- [DATASET EXTRACT]
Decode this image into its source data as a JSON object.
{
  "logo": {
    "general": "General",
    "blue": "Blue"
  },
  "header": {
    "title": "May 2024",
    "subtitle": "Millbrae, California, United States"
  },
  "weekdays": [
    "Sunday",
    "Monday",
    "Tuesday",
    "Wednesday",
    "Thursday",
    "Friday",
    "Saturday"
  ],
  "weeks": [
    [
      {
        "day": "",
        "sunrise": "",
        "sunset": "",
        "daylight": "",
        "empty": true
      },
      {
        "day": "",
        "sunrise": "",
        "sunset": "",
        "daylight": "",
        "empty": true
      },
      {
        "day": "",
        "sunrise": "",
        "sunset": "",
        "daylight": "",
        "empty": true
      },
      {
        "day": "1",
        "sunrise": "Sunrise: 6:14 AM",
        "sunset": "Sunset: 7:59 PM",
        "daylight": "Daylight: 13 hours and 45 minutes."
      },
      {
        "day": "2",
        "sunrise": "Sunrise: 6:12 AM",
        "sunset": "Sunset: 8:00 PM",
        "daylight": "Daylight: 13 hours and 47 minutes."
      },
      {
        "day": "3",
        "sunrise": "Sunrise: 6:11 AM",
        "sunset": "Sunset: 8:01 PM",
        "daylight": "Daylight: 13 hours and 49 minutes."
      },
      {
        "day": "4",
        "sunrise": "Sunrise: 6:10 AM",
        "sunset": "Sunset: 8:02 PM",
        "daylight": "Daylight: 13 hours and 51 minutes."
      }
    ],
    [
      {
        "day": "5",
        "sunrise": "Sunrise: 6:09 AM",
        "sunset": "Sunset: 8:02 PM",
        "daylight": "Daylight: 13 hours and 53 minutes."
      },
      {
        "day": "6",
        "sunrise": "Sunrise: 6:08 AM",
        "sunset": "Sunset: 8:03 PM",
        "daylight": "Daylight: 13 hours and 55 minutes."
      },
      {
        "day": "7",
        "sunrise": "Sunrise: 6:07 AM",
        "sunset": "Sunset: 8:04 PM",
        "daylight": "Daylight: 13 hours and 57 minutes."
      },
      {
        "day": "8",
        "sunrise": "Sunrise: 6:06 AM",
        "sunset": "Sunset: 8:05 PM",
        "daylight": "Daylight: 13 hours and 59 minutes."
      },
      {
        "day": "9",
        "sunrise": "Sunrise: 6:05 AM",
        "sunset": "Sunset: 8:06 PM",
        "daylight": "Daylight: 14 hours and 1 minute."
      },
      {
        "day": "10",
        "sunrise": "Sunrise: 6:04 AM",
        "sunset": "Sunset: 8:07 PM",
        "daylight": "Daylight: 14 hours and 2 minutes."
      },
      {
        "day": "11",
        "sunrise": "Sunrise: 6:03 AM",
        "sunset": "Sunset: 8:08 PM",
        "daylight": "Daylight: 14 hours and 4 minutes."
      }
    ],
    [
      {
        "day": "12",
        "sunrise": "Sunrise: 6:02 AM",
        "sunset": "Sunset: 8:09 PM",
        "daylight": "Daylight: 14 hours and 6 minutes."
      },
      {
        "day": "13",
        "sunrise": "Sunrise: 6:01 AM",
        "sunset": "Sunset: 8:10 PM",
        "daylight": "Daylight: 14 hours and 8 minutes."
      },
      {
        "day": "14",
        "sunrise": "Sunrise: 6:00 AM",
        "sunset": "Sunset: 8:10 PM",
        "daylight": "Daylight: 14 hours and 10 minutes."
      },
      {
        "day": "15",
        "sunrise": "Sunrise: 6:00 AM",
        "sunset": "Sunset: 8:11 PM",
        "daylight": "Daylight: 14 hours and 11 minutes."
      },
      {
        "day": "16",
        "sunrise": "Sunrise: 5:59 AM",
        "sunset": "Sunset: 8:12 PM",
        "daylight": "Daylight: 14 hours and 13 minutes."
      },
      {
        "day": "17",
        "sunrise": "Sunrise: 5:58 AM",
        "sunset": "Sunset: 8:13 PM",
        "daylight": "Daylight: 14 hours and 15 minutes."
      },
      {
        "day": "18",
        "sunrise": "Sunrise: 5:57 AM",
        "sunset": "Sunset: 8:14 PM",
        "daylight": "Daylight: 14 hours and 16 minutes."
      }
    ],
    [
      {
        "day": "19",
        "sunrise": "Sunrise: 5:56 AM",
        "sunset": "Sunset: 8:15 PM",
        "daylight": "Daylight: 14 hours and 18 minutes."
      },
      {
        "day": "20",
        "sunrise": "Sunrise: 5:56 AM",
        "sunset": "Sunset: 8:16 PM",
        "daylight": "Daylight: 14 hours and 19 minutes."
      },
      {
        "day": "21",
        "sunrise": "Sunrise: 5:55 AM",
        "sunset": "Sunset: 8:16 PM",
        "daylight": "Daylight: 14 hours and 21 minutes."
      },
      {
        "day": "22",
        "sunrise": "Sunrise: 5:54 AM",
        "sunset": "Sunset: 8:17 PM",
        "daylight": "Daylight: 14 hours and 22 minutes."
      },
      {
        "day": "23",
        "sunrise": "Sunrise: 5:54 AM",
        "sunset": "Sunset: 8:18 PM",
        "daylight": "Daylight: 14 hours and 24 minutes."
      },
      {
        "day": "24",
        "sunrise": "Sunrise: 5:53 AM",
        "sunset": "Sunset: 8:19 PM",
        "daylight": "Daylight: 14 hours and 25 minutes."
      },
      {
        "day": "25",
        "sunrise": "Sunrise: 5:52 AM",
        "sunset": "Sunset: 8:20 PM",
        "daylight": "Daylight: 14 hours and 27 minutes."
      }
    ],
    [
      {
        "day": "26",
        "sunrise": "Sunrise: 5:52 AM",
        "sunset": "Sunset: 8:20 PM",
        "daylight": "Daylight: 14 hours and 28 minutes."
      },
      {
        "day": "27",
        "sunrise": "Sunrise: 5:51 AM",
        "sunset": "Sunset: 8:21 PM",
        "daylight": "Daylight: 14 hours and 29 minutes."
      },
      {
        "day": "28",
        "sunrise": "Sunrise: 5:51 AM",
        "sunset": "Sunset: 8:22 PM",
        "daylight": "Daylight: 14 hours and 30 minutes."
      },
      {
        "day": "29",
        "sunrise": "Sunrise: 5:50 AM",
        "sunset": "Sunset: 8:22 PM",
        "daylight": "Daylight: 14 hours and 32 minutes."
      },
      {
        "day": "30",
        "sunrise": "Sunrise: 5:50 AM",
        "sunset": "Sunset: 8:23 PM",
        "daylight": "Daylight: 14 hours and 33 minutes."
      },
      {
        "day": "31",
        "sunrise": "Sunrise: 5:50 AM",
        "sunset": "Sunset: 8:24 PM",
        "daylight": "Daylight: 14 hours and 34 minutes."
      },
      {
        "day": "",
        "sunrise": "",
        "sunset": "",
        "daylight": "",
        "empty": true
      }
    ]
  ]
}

- [WORK TO DO]
Every record shown above should be written out again exactly.

- [ANSWER TO THIS TASK]
Decode this image into its source data as a JSON object.
{
  "logo": {
    "general": "General",
    "blue": "Blue"
  },
  "header": {
    "title": "May 2024",
    "subtitle": "Millbrae, California, United States"
  },
  "weekdays": [
    "Sunday",
    "Monday",
    "Tuesday",
    "Wednesday",
    "Thursday",
    "Friday",
    "Saturday"
  ],
  "weeks": [
    [
      {
        "day": "",
        "sunrise": "",
        "sunset": "",
        "daylight": "",
        "empty": true
      },
      {
        "day": "",
        "sunrise": "",
        "sunset": "",
        "daylight": "",
        "empty": true
      },
      {
        "day": "",
        "sunrise": "",
        "sunset": "",
        "daylight": "",
        "empty": true
      },
      {
        "day": "1",
        "sunrise": "Sunrise: 6:14 AM",
        "sunset": "Sunset: 7:59 PM",
        "daylight": "Daylight: 13 hours and 45 minutes."
      },
      {
        "day": "2",
        "sunrise": "Sunrise: 6:12 AM",
        "sunset": "Sunset: 8:00 PM",
        "daylight": "Daylight: 13 hours and 47 minutes."
      },
      {
        "day": "3",
        "sunrise": "Sunrise: 6:11 AM",
        "sunset": "Sunset: 8:01 PM",
        "daylight": "Daylight: 13 hours and 49 minutes."
      },
      {
        "day": "4",
        "sunrise": "Sunrise: 6:10 AM",
        "sunset": "Sunset: 8:02 PM",
        "daylight": "Daylight: 13 hours and 51 minutes."
      }
    ],
    [
      {
        "day": "5",
        "sunrise": "Sunrise: 6:09 AM",
        "sunset": "Sunset: 8:02 PM",
        "daylight": "Daylight: 13 hours and 53 minutes."
      },
      {
        "day": "6",
        "sunrise": "Sunrise: 6:08 AM",
        "sunset": "Sunset: 8:03 PM",
        "daylight": "Daylight: 13 hours and 55 minutes."
      },
      {
        "day": "7",
        "sunrise": "Sunrise: 6:07 AM",
        "sunset": "Sunset: 8:04 PM",
        "daylight": "Daylight: 13 hours and 57 minutes."
      },
      {
        "day": "8",
        "sunrise": "Sunrise: 6:06 AM",
        "sunset": "Sunset: 8:05 PM",
        "daylight": "Daylight: 13 hours and 59 minutes."
      },
      {
        "day": "9",
        "sunrise": "Sunrise: 6:05 AM",
        "sunset": "Sunset: 8:06 PM",
        "daylight": "Daylight: 14 hours and 1 minute."
      },
      {
        "day": "10",
        "sunrise": "Sunrise: 6:04 AM",
        "sunset": "Sunset: 8:07 PM",
        "daylight": "Daylight: 14 hours and 2 minutes."
      },
      {
        "day": "11",
        "sunrise": "Sunrise: 6:03 AM",
        "sunset": "Sunset: 8:08 PM",
        "daylight": "Daylight: 14 hours and 4 minutes."
      }
    ],
    [
      {
        "day": "12",
        "sunrise": "Sunrise: 6:02 AM",
        "sunset": "Sunset: 8:09 PM",
        "daylight": "Daylight: 14 hours and 6 minutes."
      },
      {
        "day": "13",
        "sunrise": "Sunrise: 6:01 AM",
        "sunset": "Sunset: 8:10 PM",
        "daylight": "Daylight: 14 hours and 8 minutes."
      },
      {
        "day": "14",
        "sunrise": "Sunrise: 6:00 AM",
        "sunset": "Sunset: 8:10 PM",
        "daylight": "Daylight: 14 hours and 10 minutes."
      },
      {
        "day": "15",
        "sunrise": "Sunrise: 6:00 AM",
        "sunset": "Sunset: 8:11 PM",
        "daylight": "Daylight: 14 hours and 11 minutes."
      },
      {
        "day": "16",
        "sunrise": "Sunrise: 5:59 AM",
        "sunset": "Sunset: 8:12 PM",
        "daylight": "Daylight: 14 hours and 13 minutes."
      },
      {
        "day": "17",
        "sunrise": "Sunrise: 5:58 AM",
        "sunset": "Sunset: 8:13 PM",
        "daylight": "Daylight: 14 hours and 15 minutes."
      },
      {
        "day": "18",
        "sunrise": "Sunrise: 5:57 AM",
        "sunset": "Sunset: 8:14 PM",
        "daylight": "Daylight: 14 hours and 16 minutes."
      }
    ],
    [
      {
        "day": "19",
        "sunrise": "Sunrise: 5:56 AM",
        "sunset": "Sunset: 8:15 PM",
        "daylight": "Daylight: 14 hours and 18 minutes."
      },
      {
        "day": "20",
        "sunrise": "Sunrise: 5:56 AM",
        "sunset": "Sunset: 8:16 PM",
        "daylight": "Daylight: 14 hours and 19 minutes."
      },
      {
        "day": "21",
        "sunrise": "Sunrise: 5:55 AM",
        "sunset": "Sunset: 8:16 PM",
        "daylight": "Daylight: 14 hours and 21 minutes."
      },
      {
        "day": "22",
        "sunrise": "Sunrise: 5:54 AM",
        "sunset": "Sunset: 8:17 PM",
        "daylight": "Daylight: 14 hours and 22 minutes."
      },
      {
        "day": "23",
        "sunrise": "Sunrise: 5:54 AM",
        "sunset": "Sunset: 8:18 PM",
        "daylight": "Daylight: 14 hours and 24 minutes."
      },
      {
        "day": "24",
        "sunrise": "Sunrise: 5:53 AM",
        "sunset": "Sunset: 8:19 PM",
        "daylight": "Daylight: 14 hours and 25 minutes."
      },
      {
        "day": "25",
        "sunrise": "Sunrise: 5:52 AM",
        "sunset": "Sunset: 8:20 PM",
        "daylight": "Daylight: 14 hours and 27 minutes."
      }
    ],
    [
      {
        "day": "26",
        "sunrise": "Sunrise: 5:52 AM",
        "sunset": "Sunset: 8:20 PM",
        "daylight": "Daylight: 14 hours and 28 minutes."
      },
      {
        "day": "27",
        "sunrise": "Sunrise: 5:51 AM",
        "sunset": "Sunset: 8:21 PM",
        "daylight": "Daylight: 14 hours and 29 minutes."
      },
      {
        "day": "28",
        "sunrise": "Sunrise: 5:51 AM",
        "sunset": "Sunset: 8:22 PM",
        "daylight": "Daylight: 14 hours and 30 minutes."
      },
      {
        "day": "29",
        "sunrise": "Sunrise: 5:50 AM",
        "sunset": "Sunset: 8:22 PM",
        "daylight": "Daylight: 14 hours and 32 minutes."
      },
      {
        "day": "30",
        "sunrise": "Sunrise: 5:50 AM",
        "sunset": "Sunset: 8:23 PM",
        "daylight": "Daylight: 14 hours and 33 minutes."
      },
      {
        "day": "31",
        "sunrise": "Sunrise: 5:50 AM",
        "sunset": "Sunset: 8:24 PM",
        "daylight": "Daylight: 14 hours and 34 minutes."
      },
      {
        "day": "",
        "sunrise": "",
        "sunset": "",
        "daylight": "",
        "empty": true
      }
    ]
  ]
}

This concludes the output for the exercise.